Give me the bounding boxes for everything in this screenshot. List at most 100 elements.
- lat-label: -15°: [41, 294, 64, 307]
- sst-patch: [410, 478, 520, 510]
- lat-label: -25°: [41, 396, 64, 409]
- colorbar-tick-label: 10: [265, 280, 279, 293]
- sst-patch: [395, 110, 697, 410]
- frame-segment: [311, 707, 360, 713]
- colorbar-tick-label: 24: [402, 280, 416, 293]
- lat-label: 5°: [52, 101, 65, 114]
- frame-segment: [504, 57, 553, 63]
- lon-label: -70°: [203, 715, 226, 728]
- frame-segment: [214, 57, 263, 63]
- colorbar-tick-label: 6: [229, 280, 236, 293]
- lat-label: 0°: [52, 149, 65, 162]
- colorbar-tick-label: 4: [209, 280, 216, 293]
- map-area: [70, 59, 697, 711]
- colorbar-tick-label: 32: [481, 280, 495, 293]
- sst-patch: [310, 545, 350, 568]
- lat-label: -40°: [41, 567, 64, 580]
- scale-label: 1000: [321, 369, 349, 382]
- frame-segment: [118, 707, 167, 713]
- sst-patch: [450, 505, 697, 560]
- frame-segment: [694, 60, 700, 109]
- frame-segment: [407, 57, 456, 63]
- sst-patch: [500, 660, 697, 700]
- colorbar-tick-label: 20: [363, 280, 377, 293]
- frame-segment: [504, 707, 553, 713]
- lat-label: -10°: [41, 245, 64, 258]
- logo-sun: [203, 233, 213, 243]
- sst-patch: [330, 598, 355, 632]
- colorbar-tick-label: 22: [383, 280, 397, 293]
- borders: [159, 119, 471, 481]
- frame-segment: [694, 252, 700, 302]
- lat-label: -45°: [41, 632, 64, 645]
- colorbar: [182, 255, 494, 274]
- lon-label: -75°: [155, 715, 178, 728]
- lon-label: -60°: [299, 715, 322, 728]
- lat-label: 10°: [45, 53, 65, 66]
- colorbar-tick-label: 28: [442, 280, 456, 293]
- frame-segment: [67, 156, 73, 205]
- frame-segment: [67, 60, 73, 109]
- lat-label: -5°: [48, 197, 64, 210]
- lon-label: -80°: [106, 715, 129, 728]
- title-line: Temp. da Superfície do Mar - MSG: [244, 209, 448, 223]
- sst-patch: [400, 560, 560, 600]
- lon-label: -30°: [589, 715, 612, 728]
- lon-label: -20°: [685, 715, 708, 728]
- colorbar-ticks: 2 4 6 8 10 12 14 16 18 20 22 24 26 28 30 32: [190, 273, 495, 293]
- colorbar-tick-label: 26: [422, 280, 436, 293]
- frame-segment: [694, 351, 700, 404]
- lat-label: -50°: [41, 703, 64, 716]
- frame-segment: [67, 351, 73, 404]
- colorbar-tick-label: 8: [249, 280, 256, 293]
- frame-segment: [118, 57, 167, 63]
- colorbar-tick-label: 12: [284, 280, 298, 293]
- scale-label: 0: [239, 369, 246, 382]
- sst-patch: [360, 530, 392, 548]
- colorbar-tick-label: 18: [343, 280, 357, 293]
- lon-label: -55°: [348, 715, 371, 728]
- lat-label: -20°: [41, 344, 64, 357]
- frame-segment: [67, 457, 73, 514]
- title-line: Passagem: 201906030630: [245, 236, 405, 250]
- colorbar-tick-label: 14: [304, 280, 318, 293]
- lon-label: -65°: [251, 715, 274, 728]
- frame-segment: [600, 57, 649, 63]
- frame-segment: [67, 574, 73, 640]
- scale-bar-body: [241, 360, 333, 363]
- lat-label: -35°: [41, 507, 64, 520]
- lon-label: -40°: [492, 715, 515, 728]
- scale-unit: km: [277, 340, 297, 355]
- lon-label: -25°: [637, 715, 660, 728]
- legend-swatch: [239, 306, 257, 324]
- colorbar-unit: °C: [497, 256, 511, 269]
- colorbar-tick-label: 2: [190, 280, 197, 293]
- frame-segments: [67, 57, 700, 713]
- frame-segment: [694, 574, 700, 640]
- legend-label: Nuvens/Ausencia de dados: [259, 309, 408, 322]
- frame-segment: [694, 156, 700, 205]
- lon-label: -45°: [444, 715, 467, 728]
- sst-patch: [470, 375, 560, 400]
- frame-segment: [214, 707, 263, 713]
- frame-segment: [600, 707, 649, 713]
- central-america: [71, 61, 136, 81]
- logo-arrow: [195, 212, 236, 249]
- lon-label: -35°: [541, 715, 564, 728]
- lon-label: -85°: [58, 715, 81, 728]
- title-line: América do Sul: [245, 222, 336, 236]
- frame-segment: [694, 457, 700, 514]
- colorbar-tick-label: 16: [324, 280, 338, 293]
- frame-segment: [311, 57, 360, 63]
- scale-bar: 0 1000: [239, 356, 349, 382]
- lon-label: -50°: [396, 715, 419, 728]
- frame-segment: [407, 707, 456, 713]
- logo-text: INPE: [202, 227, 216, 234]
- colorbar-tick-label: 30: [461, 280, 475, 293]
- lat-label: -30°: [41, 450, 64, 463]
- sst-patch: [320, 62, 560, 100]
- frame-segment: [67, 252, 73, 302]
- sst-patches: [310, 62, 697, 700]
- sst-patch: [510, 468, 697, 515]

* * * * * * *

Brief: Please turn the records above into a JSON list of strings, one string per line, omitting any blank lines.

Output of the exercise:
[
  "Give me the bounding boxes for everything in this screenshot. List at most 100 elements.",
  "- lat-label: -15°: [41, 294, 64, 307]",
  "- sst-patch: [410, 478, 520, 510]",
  "- lat-label: -25°: [41, 396, 64, 409]",
  "- colorbar-tick-label: 10: [265, 280, 279, 293]",
  "- sst-patch: [395, 110, 697, 410]",
  "- frame-segment: [311, 707, 360, 713]",
  "- colorbar-tick-label: 24: [402, 280, 416, 293]",
  "- lat-label: 5°: [52, 101, 65, 114]",
  "- frame-segment: [504, 57, 553, 63]",
  "- lon-label: -70°: [203, 715, 226, 728]",
  "- frame-segment: [214, 57, 263, 63]",
  "- colorbar-tick-label: 6: [229, 280, 236, 293]",
  "- lat-label: 0°: [52, 149, 65, 162]",
  "- colorbar-tick-label: 4: [209, 280, 216, 293]",
  "- map-area: [70, 59, 697, 711]",
  "- colorbar-tick-label: 32: [481, 280, 495, 293]",
  "- sst-patch: [310, 545, 350, 568]",
  "- lat-label: -40°: [41, 567, 64, 580]",
  "- scale-label: 1000: [321, 369, 349, 382]",
  "- frame-segment: [118, 707, 167, 713]",
  "- sst-patch: [450, 505, 697, 560]",
  "- frame-segment: [694, 60, 700, 109]",
  "- frame-segment: [407, 57, 456, 63]",
  "- sst-patch: [500, 660, 697, 700]",
  "- colorbar-tick-label: 20: [363, 280, 377, 293]",
  "- frame-segment: [504, 707, 553, 713]",
  "- lat-label: -10°: [41, 245, 64, 258]",
  "- logo-sun: [203, 233, 213, 243]",
  "- sst-patch: [330, 598, 355, 632]",
  "- colorbar-tick-label: 22: [383, 280, 397, 293]",
  "- borders: [159, 119, 471, 481]",
  "- frame-segment: [694, 252, 700, 302]",
  "- lat-label: -45°: [41, 632, 64, 645]",
  "- colorbar: [182, 255, 494, 274]",
  "- lon-label: -75°: [155, 715, 178, 728]",
  "- lon-label: -60°: [299, 715, 322, 728]",
  "- lat-label: 10°: [45, 53, 65, 66]",
  "- colorbar-tick-label: 28: [442, 280, 456, 293]",
  "- frame-segment: [67, 156, 73, 205]",
  "- frame-segment: [67, 60, 73, 109]",
  "- lat-label: -5°: [48, 197, 64, 210]",
  "- lon-label: -80°: [106, 715, 129, 728]",
  "- title-line: Temp. da Superfície do Mar - MSG: [244, 209, 448, 223]",
  "- sst-patch: [400, 560, 560, 600]",
  "- lon-label: -30°: [589, 715, 612, 728]",
  "- lon-label: -20°: [685, 715, 708, 728]",
  "- colorbar-ticks: 2 4 6 8 10 12 14 16 18 20 22 24 26 28 30 32: [190, 273, 495, 293]",
  "- colorbar-tick-label: 26: [422, 280, 436, 293]",
  "- frame-segment: [694, 351, 700, 404]",
  "- lat-label: -50°: [41, 703, 64, 716]",
  "- frame-segment: [67, 351, 73, 404]",
  "- colorbar-tick-label: 8: [249, 280, 256, 293]",
  "- frame-segment: [118, 57, 167, 63]",
  "- colorbar-tick-label: 12: [284, 280, 298, 293]",
  "- scale-label: 0: [239, 369, 246, 382]",
  "- sst-patch: [360, 530, 392, 548]",
  "- colorbar-tick-label: 18: [343, 280, 357, 293]",
  "- lon-label: -55°: [348, 715, 371, 728]",
  "- lat-label: -20°: [41, 344, 64, 357]",
  "- frame-segment: [67, 457, 73, 514]",
  "- title-line: Passagem: 201906030630: [245, 236, 405, 250]",
  "- colorbar-tick-label: 14: [304, 280, 318, 293]",
  "- lon-label: -65°: [251, 715, 274, 728]",
  "- frame-segment: [600, 57, 649, 63]",
  "- frame-segment: [67, 574, 73, 640]",
  "- scale-bar-body: [241, 360, 333, 363]",
  "- lat-label: -35°: [41, 507, 64, 520]",
  "- lon-label: -40°: [492, 715, 515, 728]",
  "- scale-unit: km: [277, 340, 297, 355]",
  "- lon-label: -25°: [637, 715, 660, 728]",
  "- legend-swatch: [239, 306, 257, 324]",
  "- colorbar-unit: °C: [497, 256, 511, 269]",
  "- colorbar-tick-label: 2: [190, 280, 197, 293]",
  "- frame-segments: [67, 57, 700, 713]",
  "- frame-segment: [694, 574, 700, 640]",
  "- legend-label: Nuvens/Ausencia de dados: [259, 309, 408, 322]",
  "- frame-segment: [694, 156, 700, 205]",
  "- lon-label: -45°: [444, 715, 467, 728]",
  "- sst-patch: [470, 375, 560, 400]",
  "- frame-segment: [214, 707, 263, 713]",
  "- frame-segment: [600, 707, 649, 713]",
  "- central-america: [71, 61, 136, 81]",
  "- logo-arrow: [195, 212, 236, 249]",
  "- lon-label: -35°: [541, 715, 564, 728]",
  "- lon-label: -85°: [58, 715, 81, 728]",
  "- title-line: América do Sul: [245, 222, 336, 236]",
  "- frame-segment: [694, 457, 700, 514]",
  "- colorbar-tick-label: 16: [324, 280, 338, 293]",
  "- frame-segment: [311, 57, 360, 63]",
  "- scale-bar: 0 1000: [239, 356, 349, 382]",
  "- lon-label: -50°: [396, 715, 419, 728]",
  "- frame-segment: [407, 707, 456, 713]",
  "- logo-text: INPE: [202, 227, 216, 234]",
  "- colorbar-tick-label: 30: [461, 280, 475, 293]",
  "- lat-label: -30°: [41, 450, 64, 463]",
  "- sst-patch: [320, 62, 560, 100]",
  "- frame-segment: [67, 252, 73, 302]",
  "- sst-patches: [310, 62, 697, 700]",
  "- sst-patch: [510, 468, 697, 515]"
]